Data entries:
────────────────────────────────────────

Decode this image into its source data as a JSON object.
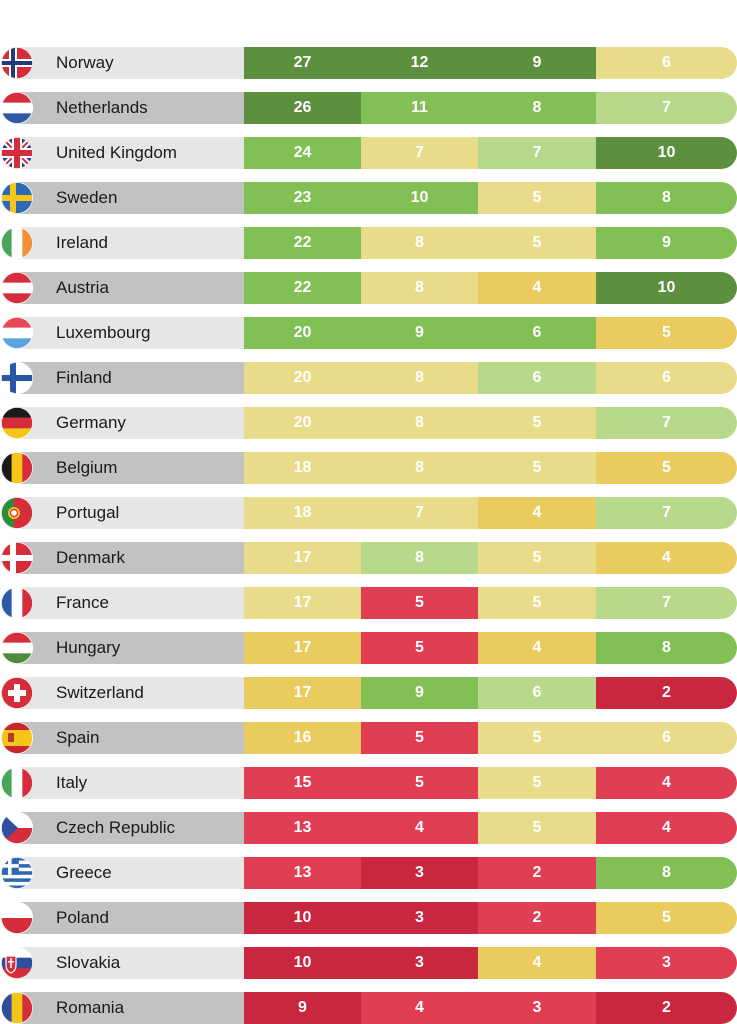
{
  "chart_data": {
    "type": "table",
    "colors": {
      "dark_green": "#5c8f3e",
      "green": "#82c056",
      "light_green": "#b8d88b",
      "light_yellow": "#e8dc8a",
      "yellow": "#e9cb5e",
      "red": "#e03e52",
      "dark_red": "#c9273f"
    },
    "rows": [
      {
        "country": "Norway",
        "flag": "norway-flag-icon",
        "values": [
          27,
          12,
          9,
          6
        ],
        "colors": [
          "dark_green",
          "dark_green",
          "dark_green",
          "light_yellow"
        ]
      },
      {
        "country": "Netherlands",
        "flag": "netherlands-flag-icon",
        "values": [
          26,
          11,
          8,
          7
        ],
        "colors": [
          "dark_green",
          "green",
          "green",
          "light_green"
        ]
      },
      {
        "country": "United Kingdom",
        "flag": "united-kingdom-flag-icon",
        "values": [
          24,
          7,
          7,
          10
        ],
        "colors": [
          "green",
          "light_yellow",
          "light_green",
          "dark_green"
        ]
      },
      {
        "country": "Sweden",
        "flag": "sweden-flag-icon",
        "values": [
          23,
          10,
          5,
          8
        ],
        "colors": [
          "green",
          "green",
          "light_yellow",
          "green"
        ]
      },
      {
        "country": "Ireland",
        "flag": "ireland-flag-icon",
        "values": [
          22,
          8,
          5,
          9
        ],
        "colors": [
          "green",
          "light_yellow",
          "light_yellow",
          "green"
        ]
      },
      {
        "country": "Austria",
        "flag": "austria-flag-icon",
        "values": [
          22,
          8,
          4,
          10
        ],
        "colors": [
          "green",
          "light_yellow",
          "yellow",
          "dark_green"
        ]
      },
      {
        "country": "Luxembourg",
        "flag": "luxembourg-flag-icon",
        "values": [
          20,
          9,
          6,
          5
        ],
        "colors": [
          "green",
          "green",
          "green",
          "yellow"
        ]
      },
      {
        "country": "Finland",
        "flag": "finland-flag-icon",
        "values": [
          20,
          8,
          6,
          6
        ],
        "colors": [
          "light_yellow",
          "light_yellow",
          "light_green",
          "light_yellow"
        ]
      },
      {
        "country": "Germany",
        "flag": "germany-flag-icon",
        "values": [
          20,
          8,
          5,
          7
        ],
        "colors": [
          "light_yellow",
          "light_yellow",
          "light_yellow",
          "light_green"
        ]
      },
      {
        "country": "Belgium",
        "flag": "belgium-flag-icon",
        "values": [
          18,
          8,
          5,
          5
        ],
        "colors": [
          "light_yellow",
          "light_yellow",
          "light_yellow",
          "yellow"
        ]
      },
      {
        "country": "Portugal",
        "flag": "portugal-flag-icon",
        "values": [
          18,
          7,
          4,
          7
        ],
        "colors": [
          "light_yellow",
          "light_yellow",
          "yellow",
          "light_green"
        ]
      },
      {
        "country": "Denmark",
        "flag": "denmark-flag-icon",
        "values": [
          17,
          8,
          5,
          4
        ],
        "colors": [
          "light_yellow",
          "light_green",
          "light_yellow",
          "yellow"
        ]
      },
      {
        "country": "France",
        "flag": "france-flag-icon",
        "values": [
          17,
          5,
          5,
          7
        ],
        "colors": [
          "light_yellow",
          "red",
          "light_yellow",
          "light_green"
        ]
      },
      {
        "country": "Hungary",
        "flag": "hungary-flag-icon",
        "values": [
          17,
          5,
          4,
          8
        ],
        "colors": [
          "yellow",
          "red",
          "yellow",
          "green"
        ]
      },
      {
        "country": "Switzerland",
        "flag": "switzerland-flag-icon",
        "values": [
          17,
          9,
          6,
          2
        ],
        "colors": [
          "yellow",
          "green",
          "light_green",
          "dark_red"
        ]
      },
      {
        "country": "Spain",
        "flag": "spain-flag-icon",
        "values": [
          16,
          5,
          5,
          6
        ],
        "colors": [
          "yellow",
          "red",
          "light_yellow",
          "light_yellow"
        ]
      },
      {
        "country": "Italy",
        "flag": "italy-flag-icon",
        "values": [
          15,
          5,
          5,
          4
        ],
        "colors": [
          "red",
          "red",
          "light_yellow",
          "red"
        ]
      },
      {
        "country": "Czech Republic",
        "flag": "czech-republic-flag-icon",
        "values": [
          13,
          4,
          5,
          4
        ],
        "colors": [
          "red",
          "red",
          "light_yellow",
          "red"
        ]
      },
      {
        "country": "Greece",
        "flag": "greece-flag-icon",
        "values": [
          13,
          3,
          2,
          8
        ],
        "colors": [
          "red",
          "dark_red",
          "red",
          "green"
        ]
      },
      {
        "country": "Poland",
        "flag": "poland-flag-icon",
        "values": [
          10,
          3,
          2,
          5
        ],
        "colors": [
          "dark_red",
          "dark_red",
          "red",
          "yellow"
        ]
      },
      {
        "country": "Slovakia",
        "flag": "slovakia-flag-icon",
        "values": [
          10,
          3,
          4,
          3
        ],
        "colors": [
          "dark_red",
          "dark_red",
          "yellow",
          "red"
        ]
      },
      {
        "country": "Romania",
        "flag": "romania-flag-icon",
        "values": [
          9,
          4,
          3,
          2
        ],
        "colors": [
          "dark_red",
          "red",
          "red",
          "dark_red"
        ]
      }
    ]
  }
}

────────────────────────────────────────

◆ DO THIS
Your task is to return the entries above exactly, with no pictures.

◆ SOLVED EXERCISE
Decode this image into its source data as a JSON object.
{
  "chart_data": {
    "type": "table",
    "colors": {
      "dark_green": "#5c8f3e",
      "green": "#82c056",
      "light_green": "#b8d88b",
      "light_yellow": "#e8dc8a",
      "yellow": "#e9cb5e",
      "red": "#e03e52",
      "dark_red": "#c9273f"
    },
    "rows": [
      {
        "country": "Norway",
        "flag": "norway-flag-icon",
        "values": [
          27,
          12,
          9,
          6
        ],
        "colors": [
          "dark_green",
          "dark_green",
          "dark_green",
          "light_yellow"
        ]
      },
      {
        "country": "Netherlands",
        "flag": "netherlands-flag-icon",
        "values": [
          26,
          11,
          8,
          7
        ],
        "colors": [
          "dark_green",
          "green",
          "green",
          "light_green"
        ]
      },
      {
        "country": "United Kingdom",
        "flag": "united-kingdom-flag-icon",
        "values": [
          24,
          7,
          7,
          10
        ],
        "colors": [
          "green",
          "light_yellow",
          "light_green",
          "dark_green"
        ]
      },
      {
        "country": "Sweden",
        "flag": "sweden-flag-icon",
        "values": [
          23,
          10,
          5,
          8
        ],
        "colors": [
          "green",
          "green",
          "light_yellow",
          "green"
        ]
      },
      {
        "country": "Ireland",
        "flag": "ireland-flag-icon",
        "values": [
          22,
          8,
          5,
          9
        ],
        "colors": [
          "green",
          "light_yellow",
          "light_yellow",
          "green"
        ]
      },
      {
        "country": "Austria",
        "flag": "austria-flag-icon",
        "values": [
          22,
          8,
          4,
          10
        ],
        "colors": [
          "green",
          "light_yellow",
          "yellow",
          "dark_green"
        ]
      },
      {
        "country": "Luxembourg",
        "flag": "luxembourg-flag-icon",
        "values": [
          20,
          9,
          6,
          5
        ],
        "colors": [
          "green",
          "green",
          "green",
          "yellow"
        ]
      },
      {
        "country": "Finland",
        "flag": "finland-flag-icon",
        "values": [
          20,
          8,
          6,
          6
        ],
        "colors": [
          "light_yellow",
          "light_yellow",
          "light_green",
          "light_yellow"
        ]
      },
      {
        "country": "Germany",
        "flag": "germany-flag-icon",
        "values": [
          20,
          8,
          5,
          7
        ],
        "colors": [
          "light_yellow",
          "light_yellow",
          "light_yellow",
          "light_green"
        ]
      },
      {
        "country": "Belgium",
        "flag": "belgium-flag-icon",
        "values": [
          18,
          8,
          5,
          5
        ],
        "colors": [
          "light_yellow",
          "light_yellow",
          "light_yellow",
          "yellow"
        ]
      },
      {
        "country": "Portugal",
        "flag": "portugal-flag-icon",
        "values": [
          18,
          7,
          4,
          7
        ],
        "colors": [
          "light_yellow",
          "light_yellow",
          "yellow",
          "light_green"
        ]
      },
      {
        "country": "Denmark",
        "flag": "denmark-flag-icon",
        "values": [
          17,
          8,
          5,
          4
        ],
        "colors": [
          "light_yellow",
          "light_green",
          "light_yellow",
          "yellow"
        ]
      },
      {
        "country": "France",
        "flag": "france-flag-icon",
        "values": [
          17,
          5,
          5,
          7
        ],
        "colors": [
          "light_yellow",
          "red",
          "light_yellow",
          "light_green"
        ]
      },
      {
        "country": "Hungary",
        "flag": "hungary-flag-icon",
        "values": [
          17,
          5,
          4,
          8
        ],
        "colors": [
          "yellow",
          "red",
          "yellow",
          "green"
        ]
      },
      {
        "country": "Switzerland",
        "flag": "switzerland-flag-icon",
        "values": [
          17,
          9,
          6,
          2
        ],
        "colors": [
          "yellow",
          "green",
          "light_green",
          "dark_red"
        ]
      },
      {
        "country": "Spain",
        "flag": "spain-flag-icon",
        "values": [
          16,
          5,
          5,
          6
        ],
        "colors": [
          "yellow",
          "red",
          "light_yellow",
          "light_yellow"
        ]
      },
      {
        "country": "Italy",
        "flag": "italy-flag-icon",
        "values": [
          15,
          5,
          5,
          4
        ],
        "colors": [
          "red",
          "red",
          "light_yellow",
          "red"
        ]
      },
      {
        "country": "Czech Republic",
        "flag": "czech-republic-flag-icon",
        "values": [
          13,
          4,
          5,
          4
        ],
        "colors": [
          "red",
          "red",
          "light_yellow",
          "red"
        ]
      },
      {
        "country": "Greece",
        "flag": "greece-flag-icon",
        "values": [
          13,
          3,
          2,
          8
        ],
        "colors": [
          "red",
          "dark_red",
          "red",
          "green"
        ]
      },
      {
        "country": "Poland",
        "flag": "poland-flag-icon",
        "values": [
          10,
          3,
          2,
          5
        ],
        "colors": [
          "dark_red",
          "dark_red",
          "red",
          "yellow"
        ]
      },
      {
        "country": "Slovakia",
        "flag": "slovakia-flag-icon",
        "values": [
          10,
          3,
          4,
          3
        ],
        "colors": [
          "dark_red",
          "dark_red",
          "yellow",
          "red"
        ]
      },
      {
        "country": "Romania",
        "flag": "romania-flag-icon",
        "values": [
          9,
          4,
          3,
          2
        ],
        "colors": [
          "dark_red",
          "red",
          "red",
          "dark_red"
        ]
      }
    ]
  }
}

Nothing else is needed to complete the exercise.